Figure contents as structured data

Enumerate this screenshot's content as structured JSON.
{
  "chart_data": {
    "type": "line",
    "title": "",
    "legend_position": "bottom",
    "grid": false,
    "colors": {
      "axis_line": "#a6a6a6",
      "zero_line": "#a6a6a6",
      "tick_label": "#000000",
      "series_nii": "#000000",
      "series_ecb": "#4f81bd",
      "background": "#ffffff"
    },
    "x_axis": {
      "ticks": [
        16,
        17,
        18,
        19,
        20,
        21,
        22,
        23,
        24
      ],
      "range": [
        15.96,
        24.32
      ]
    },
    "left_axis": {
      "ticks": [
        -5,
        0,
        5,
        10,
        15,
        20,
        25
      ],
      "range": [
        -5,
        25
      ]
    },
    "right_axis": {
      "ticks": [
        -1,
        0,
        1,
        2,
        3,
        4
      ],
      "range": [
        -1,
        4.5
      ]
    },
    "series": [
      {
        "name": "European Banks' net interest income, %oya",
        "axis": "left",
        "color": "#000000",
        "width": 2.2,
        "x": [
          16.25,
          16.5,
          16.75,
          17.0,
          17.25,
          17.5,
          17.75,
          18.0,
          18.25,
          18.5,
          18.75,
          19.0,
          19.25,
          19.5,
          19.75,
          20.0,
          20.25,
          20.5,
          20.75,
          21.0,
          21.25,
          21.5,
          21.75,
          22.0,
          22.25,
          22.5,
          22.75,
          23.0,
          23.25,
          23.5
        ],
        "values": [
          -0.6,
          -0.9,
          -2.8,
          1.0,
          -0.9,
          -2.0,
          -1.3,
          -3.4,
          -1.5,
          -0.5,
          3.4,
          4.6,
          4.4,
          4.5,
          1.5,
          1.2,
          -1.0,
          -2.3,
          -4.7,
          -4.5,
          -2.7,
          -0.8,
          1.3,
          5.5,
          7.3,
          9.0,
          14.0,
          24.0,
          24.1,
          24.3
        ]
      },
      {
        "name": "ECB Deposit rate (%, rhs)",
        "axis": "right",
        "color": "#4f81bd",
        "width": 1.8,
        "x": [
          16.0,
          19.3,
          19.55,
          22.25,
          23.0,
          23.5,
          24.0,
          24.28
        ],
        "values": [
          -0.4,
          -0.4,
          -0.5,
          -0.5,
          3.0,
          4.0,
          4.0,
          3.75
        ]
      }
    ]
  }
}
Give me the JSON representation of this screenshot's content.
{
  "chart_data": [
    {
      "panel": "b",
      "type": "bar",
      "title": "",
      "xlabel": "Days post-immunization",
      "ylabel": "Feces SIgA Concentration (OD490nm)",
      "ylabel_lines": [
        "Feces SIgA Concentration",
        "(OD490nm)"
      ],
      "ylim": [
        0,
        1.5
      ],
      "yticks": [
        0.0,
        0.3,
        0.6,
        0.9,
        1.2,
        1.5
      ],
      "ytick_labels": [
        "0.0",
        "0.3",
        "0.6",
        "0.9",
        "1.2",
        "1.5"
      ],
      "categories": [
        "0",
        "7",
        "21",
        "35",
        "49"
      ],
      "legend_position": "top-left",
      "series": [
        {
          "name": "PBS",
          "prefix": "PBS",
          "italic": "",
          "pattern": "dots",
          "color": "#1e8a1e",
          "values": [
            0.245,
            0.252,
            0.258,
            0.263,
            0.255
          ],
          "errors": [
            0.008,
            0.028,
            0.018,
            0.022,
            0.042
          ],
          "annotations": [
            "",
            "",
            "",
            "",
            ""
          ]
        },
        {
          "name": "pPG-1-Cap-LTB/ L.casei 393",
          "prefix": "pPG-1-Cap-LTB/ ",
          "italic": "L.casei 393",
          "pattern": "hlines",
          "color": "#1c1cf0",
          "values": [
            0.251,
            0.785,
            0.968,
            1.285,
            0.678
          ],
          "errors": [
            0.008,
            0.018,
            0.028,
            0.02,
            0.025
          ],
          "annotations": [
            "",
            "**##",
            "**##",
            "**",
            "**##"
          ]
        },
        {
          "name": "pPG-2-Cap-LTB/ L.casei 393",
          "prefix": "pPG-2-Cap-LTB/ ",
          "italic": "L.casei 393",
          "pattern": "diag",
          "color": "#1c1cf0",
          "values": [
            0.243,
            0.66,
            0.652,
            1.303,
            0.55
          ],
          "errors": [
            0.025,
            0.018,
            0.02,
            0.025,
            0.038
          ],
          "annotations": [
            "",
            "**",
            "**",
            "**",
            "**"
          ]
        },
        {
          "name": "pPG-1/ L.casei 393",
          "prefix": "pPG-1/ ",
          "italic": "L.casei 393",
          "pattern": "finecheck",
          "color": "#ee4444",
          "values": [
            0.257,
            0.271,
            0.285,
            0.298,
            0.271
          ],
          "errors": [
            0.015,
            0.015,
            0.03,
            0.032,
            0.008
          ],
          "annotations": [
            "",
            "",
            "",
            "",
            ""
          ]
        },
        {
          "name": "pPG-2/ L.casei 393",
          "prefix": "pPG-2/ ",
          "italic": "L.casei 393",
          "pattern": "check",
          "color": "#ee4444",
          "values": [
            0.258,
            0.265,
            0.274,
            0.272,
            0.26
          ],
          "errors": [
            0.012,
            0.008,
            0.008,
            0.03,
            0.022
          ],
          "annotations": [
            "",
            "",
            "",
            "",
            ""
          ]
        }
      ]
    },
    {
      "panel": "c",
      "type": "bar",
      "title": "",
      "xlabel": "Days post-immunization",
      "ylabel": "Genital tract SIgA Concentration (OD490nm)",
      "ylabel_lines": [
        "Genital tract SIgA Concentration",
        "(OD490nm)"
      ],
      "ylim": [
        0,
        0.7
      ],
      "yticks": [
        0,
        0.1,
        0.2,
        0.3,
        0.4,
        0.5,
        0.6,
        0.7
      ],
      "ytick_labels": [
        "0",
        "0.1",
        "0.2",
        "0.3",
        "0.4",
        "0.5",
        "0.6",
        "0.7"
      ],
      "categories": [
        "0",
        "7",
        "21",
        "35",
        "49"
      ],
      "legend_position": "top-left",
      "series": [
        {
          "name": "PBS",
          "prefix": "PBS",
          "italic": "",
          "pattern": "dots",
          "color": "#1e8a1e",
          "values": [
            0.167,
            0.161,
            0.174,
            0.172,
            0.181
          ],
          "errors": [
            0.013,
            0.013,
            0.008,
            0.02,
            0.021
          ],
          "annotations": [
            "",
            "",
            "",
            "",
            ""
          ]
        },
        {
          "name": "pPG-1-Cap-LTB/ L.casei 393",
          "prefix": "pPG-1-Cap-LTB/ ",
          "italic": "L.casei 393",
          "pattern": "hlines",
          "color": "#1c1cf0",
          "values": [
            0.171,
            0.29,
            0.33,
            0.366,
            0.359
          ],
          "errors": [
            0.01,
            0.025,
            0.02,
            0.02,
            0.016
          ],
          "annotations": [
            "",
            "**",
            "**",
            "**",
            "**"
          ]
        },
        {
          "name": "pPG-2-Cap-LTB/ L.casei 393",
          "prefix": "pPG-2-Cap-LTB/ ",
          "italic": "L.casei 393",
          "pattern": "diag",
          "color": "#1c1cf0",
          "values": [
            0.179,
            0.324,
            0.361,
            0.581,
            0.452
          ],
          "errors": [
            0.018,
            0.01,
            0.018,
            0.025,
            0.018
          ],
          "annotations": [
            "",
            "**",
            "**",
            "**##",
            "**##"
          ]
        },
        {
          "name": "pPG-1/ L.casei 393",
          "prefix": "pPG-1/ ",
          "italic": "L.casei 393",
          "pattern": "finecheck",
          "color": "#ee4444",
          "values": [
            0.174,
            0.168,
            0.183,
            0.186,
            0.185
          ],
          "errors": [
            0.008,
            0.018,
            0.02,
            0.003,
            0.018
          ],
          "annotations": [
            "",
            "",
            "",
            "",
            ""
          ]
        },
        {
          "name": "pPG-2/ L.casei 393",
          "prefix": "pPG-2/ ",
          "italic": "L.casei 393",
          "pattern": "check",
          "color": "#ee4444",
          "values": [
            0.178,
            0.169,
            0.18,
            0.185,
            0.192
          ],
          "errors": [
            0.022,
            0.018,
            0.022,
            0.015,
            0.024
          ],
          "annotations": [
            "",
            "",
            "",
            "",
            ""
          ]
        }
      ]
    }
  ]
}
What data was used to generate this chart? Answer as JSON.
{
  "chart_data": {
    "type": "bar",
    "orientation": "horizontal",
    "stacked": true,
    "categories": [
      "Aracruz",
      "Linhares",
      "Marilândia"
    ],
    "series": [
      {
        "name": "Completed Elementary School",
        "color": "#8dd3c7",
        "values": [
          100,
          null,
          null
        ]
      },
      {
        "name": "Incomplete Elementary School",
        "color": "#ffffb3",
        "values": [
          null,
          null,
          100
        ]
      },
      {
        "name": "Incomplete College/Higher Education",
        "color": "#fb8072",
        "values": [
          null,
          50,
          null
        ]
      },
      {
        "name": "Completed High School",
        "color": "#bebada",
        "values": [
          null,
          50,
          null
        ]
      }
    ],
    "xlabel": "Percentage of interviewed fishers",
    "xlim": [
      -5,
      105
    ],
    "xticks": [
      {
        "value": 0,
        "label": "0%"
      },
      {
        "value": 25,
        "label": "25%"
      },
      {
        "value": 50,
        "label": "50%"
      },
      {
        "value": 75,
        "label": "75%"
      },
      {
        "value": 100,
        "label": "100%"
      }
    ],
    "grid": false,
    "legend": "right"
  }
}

» EXERCISE DESCRIPTION
Your task is to output exactly the lines running from the one with "What data was" through the final line of the material above, with both ends included.

» FINISHED TASK
What data was used to generate this chart? Answer as JSON.
{
  "chart_data": {
    "type": "bar",
    "orientation": "horizontal",
    "stacked": true,
    "categories": [
      "Aracruz",
      "Linhares",
      "Marilândia"
    ],
    "series": [
      {
        "name": "Completed Elementary School",
        "color": "#8dd3c7",
        "values": [
          100,
          null,
          null
        ]
      },
      {
        "name": "Incomplete Elementary School",
        "color": "#ffffb3",
        "values": [
          null,
          null,
          100
        ]
      },
      {
        "name": "Incomplete College/Higher Education",
        "color": "#fb8072",
        "values": [
          null,
          50,
          null
        ]
      },
      {
        "name": "Completed High School",
        "color": "#bebada",
        "values": [
          null,
          50,
          null
        ]
      }
    ],
    "xlabel": "Percentage of interviewed fishers",
    "xlim": [
      -5,
      105
    ],
    "xticks": [
      {
        "value": 0,
        "label": "0%"
      },
      {
        "value": 25,
        "label": "25%"
      },
      {
        "value": 50,
        "label": "50%"
      },
      {
        "value": 75,
        "label": "75%"
      },
      {
        "value": 100,
        "label": "100%"
      }
    ],
    "grid": false,
    "legend": "right"
  }
}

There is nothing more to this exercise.